TASK TO CARRY OUT
Identify the lines that include the word "plain", then copy all of them.

EXTRACTED RECORDS
┌──

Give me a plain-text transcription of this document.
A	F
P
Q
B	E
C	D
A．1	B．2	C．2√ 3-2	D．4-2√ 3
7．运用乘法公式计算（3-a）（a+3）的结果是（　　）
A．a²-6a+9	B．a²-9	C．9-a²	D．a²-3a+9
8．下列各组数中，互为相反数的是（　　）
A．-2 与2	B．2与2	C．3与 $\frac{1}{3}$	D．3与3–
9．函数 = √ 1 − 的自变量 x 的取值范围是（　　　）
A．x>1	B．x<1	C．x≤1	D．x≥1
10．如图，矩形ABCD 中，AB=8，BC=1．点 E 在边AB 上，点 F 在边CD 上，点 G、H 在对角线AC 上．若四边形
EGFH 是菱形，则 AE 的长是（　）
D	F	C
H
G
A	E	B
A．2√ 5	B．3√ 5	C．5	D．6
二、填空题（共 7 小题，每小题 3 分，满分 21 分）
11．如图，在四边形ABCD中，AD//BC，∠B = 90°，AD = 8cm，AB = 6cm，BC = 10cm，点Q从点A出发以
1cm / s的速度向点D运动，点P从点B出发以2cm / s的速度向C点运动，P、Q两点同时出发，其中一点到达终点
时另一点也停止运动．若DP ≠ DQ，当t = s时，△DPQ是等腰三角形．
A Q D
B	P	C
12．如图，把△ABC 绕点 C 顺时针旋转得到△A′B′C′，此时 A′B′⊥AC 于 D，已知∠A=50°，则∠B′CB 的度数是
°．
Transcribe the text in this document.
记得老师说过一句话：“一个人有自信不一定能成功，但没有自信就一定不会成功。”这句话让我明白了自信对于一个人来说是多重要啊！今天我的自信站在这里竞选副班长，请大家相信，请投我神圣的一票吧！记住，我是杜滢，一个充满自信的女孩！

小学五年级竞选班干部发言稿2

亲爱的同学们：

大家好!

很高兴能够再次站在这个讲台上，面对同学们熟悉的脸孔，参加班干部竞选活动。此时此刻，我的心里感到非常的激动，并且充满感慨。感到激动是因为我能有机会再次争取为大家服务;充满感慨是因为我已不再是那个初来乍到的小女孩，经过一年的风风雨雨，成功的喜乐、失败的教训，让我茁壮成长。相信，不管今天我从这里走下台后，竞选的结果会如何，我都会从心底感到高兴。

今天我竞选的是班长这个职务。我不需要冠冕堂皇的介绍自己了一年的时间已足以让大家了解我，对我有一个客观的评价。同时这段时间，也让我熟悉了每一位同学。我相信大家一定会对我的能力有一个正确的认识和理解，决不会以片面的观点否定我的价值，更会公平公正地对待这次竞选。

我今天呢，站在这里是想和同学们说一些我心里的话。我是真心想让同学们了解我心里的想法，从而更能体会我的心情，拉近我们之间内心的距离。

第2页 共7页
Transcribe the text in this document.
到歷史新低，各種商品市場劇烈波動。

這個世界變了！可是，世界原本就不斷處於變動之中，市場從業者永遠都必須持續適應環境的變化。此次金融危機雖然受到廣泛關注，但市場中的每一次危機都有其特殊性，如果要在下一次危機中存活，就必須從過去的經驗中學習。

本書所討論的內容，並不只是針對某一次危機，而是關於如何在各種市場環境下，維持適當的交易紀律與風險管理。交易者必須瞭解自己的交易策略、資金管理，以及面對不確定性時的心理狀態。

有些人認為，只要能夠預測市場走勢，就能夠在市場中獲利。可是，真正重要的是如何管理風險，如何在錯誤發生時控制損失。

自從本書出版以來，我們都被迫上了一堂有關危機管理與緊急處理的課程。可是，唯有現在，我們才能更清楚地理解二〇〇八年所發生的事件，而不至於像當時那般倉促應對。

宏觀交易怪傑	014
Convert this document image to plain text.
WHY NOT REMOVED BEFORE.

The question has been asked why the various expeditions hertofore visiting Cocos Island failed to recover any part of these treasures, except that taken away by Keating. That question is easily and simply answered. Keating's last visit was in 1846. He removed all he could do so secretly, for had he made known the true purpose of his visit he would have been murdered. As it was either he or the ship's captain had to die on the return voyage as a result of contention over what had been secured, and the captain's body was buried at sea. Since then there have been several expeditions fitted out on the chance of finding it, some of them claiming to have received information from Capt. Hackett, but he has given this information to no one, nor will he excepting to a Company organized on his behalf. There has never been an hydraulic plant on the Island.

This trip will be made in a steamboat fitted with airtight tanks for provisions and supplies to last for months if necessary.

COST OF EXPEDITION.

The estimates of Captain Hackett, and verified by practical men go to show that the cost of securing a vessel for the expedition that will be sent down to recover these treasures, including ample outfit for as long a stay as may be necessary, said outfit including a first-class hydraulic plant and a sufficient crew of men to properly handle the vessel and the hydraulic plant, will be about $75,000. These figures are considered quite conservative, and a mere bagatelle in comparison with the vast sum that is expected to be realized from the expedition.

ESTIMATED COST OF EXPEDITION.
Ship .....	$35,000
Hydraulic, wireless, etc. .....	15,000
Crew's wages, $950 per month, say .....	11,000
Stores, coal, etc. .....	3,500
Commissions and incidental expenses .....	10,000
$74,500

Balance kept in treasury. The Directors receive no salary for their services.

└──

RESPONSE TO THIS EXERCISE
Give me a plain-text transcription of this document.
Convert this document image to plain text.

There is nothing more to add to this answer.